**PASSAGE SHOWN:**
::::

The tilt correction DC offset generator 16 sets the amount of change by steps of DC offset. Namely, the DC offset generator 16 generates a DC offset to be added to a step disturbance.
The tilt controller 19 compares a difference between the signals obtained by a step disturbance of an optional polarity, for generating a DC offset component generated in the tilt correction DC offset generator 16 and a step disturbance from the step disturbance signal generator 15 to be added to that component, with a fixed value. Namely, the tilt controller 19 specifies a DC offset polarity (a moving direction) generated by the tilt correction DC offset generator 16 based on the result of the comparison, that is, based on a judgment signal from the judgment window 14 and the signal averaged by step disturbances of optional polarities in the difference averaging unit 13. A signal to judge an adjustment by adding a step disturbance, an optimum value of tilt correction voltage, and a tilt correction voltage in several areas of a disc are held in a memory 20.
Next, a tilt correcting operation will be explained.
The tilt correction DC offset generator 16 generates a tilt of average size in the tilt correction driving coil 4. A step disturbance signal is laid stepwise on the generated DC offset at fixed intervals so that the lens tilt (center value) of the object lens is moved by the tilt controller 19. Therefore, the tilt correction driving coil 4 is supplied with a DC offset component of a specific size and an optional polarity disturbance component at the same time.

::::

**LISTING:**
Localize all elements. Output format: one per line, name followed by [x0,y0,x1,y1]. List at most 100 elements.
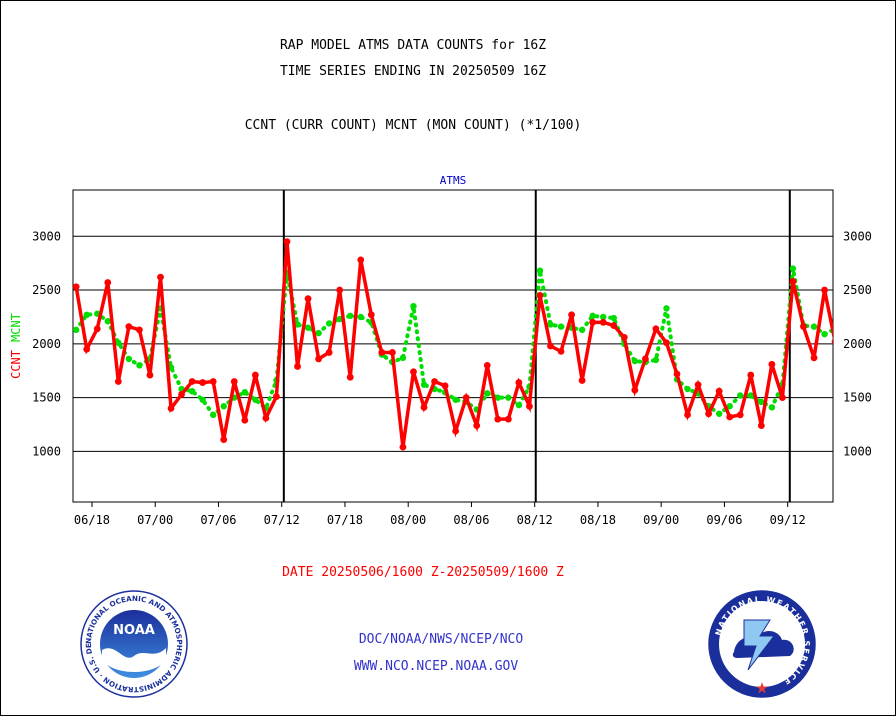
ccnt-point [262,414,270,422]
mcnt-point [357,313,364,321]
ccnt-point [705,410,713,418]
x-tick-label: 08/12 [517,513,553,527]
mcnt-point [125,355,133,363]
mcnt-point [758,398,765,406]
ccnt-point [641,355,649,363]
ccnt-point [736,411,744,419]
mcnt-point [410,302,417,310]
x-tick-label: 08/06 [453,513,489,527]
chart-series-title: ATMS [440,174,467,187]
ccnt-point [810,354,818,362]
ccnt-point [547,342,554,350]
ccnt-point [315,355,323,363]
chart-title-line2: TIME SERIES ENDING IN 20250509 16Z [279,64,547,79]
chart-title-line1: RAP MODEL ATMS DATA COUNTS for 16Z [279,38,547,53]
x-tick-label: 06/18 [74,513,110,527]
ccnt-point [821,286,828,294]
mcnt-point [810,323,818,330]
ccnt-point [178,391,185,398]
ccnt-point [473,422,481,430]
ccnt-point [346,373,354,381]
mcnt-point [610,314,617,322]
mcnt-point [420,381,428,388]
mcnt-point [115,339,122,346]
ccnt-point [800,323,807,331]
ccnt-point [557,347,565,355]
ccnt-point [73,283,80,291]
mcnt-point [768,404,776,411]
mcnt-point [536,267,544,274]
y-axis-label-mcnt: MCNT [9,313,23,342]
x-tick-label: 09/06 [706,513,742,527]
mcnt-point [631,357,639,365]
ccnt-point [526,402,533,410]
mcnt-point [452,396,459,403]
ccnt-point [325,349,333,356]
ccnt-point [378,349,386,356]
mcnt-point [347,312,354,320]
ccnt-point [431,378,438,385]
y-axis-label-ccnt: CCNT [9,350,23,379]
ccnt-point [199,379,207,386]
mcnt-point [652,356,660,364]
ccnt-point [779,394,786,402]
y-tick-label-right: 2500 [843,283,872,297]
ccnt-point [789,278,797,285]
y-tick-label-left: 2000 [32,337,61,351]
mcnt-point [663,305,670,312]
mcnt-point [821,330,828,338]
ccnt-point [441,382,449,390]
ccnt-point [388,349,396,356]
ccnt-point [663,339,670,347]
ccnt-point [504,415,512,423]
mcnt-point [789,265,797,272]
x-tick-label: 07/06 [200,513,236,527]
ccnt-point [157,273,164,281]
ccnt-point [136,326,143,334]
ccnt-point [367,311,375,319]
ccnt-point [114,378,122,385]
x-tick-label: 07/18 [327,513,363,527]
mcnt-point [136,362,143,369]
ccnt-point [220,436,228,443]
mcnt-point [209,411,217,419]
date-range-label: DATE 20250506/1600 Z-20250509/1600 Z [282,565,564,580]
ccnt-point [673,370,681,378]
mcnt-point [515,401,523,409]
mcnt-point [726,403,733,410]
ccnt-point [241,416,249,424]
ccnt-point [304,295,312,303]
mcnt-point [304,324,312,331]
ccnt-point [462,394,470,402]
y-tick-label-left: 2500 [32,283,61,297]
nws-logo: NATIONAL WEATHER SERVICE [708,590,816,698]
ccnt-point [167,405,175,412]
ccnt-point [283,238,291,246]
mcnt-point [547,321,554,328]
ccnt-point [684,411,691,419]
ccnt-point [599,318,607,326]
ccnt-point [146,371,154,379]
ccnt-point [410,368,417,376]
mcnt-point [294,321,301,328]
noaa-logo-text: NOAA [113,623,155,638]
ccnt-point [610,322,618,329]
mcnt-point [104,318,111,325]
ccnt-point [568,311,575,319]
y-tick-label-right: 1500 [843,391,872,405]
y-tick-label-left: 3000 [32,229,61,243]
ccnt-point [726,413,734,421]
mcnt-point [589,312,596,320]
mcnt-point [199,396,206,403]
ccnt-line [74,241,833,448]
ccnt-point [83,345,91,353]
x-tick-label: 09/00 [643,513,679,527]
ccnt-point [757,422,765,430]
mcnt-point [600,313,607,321]
ccnt-point [399,443,407,451]
website-label: WWW.NCO.NCEP.NOAA.GOV [353,659,519,674]
ccnt-point [452,427,460,435]
x-tick-label: 07/00 [137,513,173,527]
plot-area [73,238,833,451]
ccnt-point [188,378,196,385]
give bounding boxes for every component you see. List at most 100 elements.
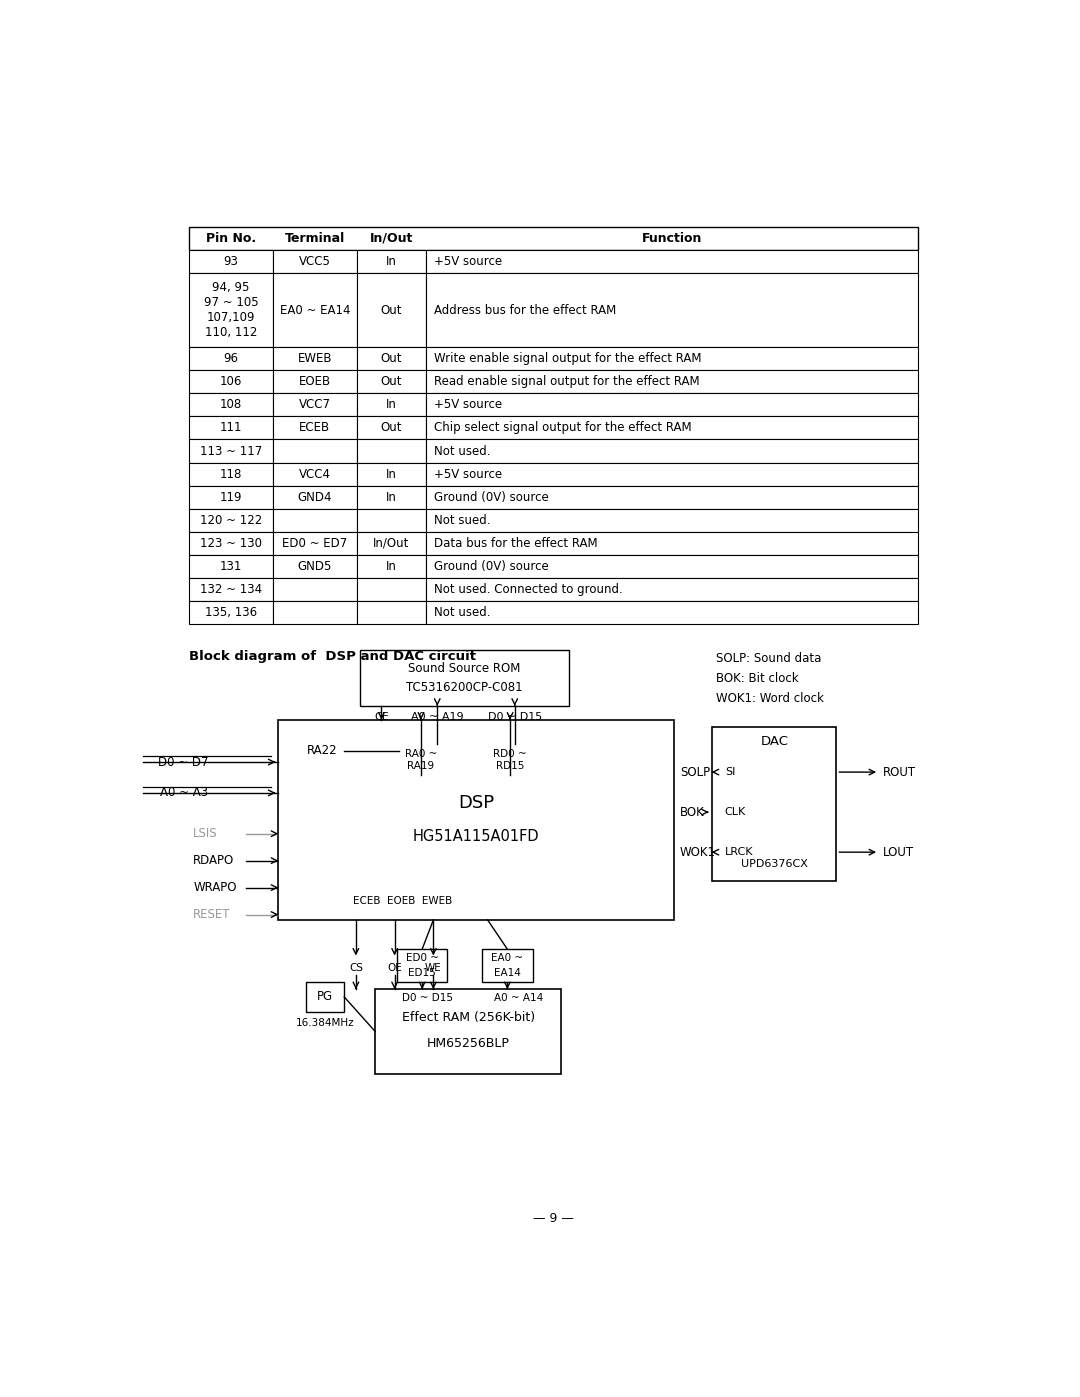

::::

**WHAT TO PRODUCE:** Reproduce the passage on tilt correction word for word, in full. The entries aren't needed for anything here.

**RESPONSE TO THIS EXERCISE:**
The tilt correction DC offset generator 16 sets the amount of change by steps of DC offset. Namely, the DC offset generator 16 generates a DC offset to be added to a step disturbance.
The tilt controller 19 compares a difference between the signals obtained by a step disturbance of an optional polarity, for generating a DC offset component generated in the tilt correction DC offset generator 16 and a step disturbance from the step disturbance signal generator 15 to be added to that component, with a fixed value. Namely, the tilt controller 19 specifies a DC offset polarity (a moving direction) generated by the tilt correction DC offset generator 16 based on the result of the comparison, that is, based on a judgment signal from the judgment window 14 and the signal averaged by step disturbances of optional polarities in the difference averaging unit 13. A signal to judge an adjustment by adding a step disturbance, an optimum value of tilt correction voltage, and a tilt correction voltage in several areas of a disc are held in a memory 20.
Next, a tilt correcting operation will be explained.
The tilt correction DC offset generator 16 generates a tilt of average size in the tilt correction driving coil 4. A step disturbance signal is laid stepwise on the generated DC offset at fixed intervals so that the lens tilt (center value) of the object lens is moved by the tilt controller 19. Therefore, the tilt correction driving coil 4 is supplied with a DC offset component of a specific size and an optional polarity disturbance component at the same time.